## SOURCE EXTRACT
+++

The Superiority of Pre-Critical Exegesis

As webpages and resources get memory holed by the internet, some of my old links become outdated. Steinmetz’s important article is one such example, originally hosted here. I’ve reproduced it below, with no editing or alteration from the original permission. You can find a digital scan of the article here. Tolle lege!

The Superiority of Pre-Critical Exegesis

By David C. Steinmetz

Article Originally appeared in “Theology Today” Vol. 37, April 1980, No.1, pages 27-28. All rights belong to Theology Today. Published here with permission.

+++

## DATA SEGMENT
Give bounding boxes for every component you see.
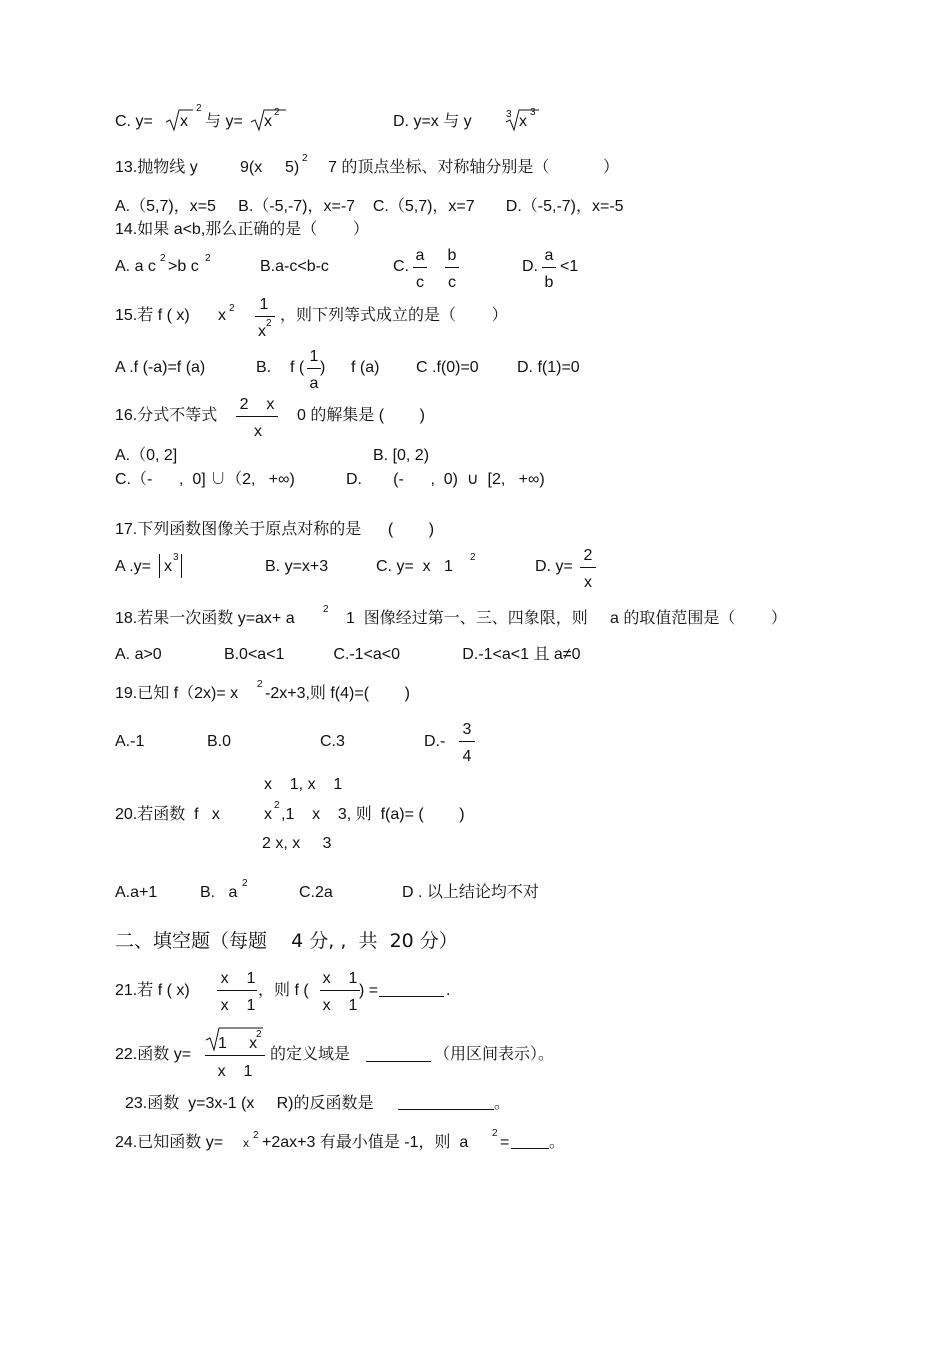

+++

In the Steinmetz article page, which journal first published the article, and in which volume and issue?

Theology Today, Vol. 37, No. 1 (April 1980).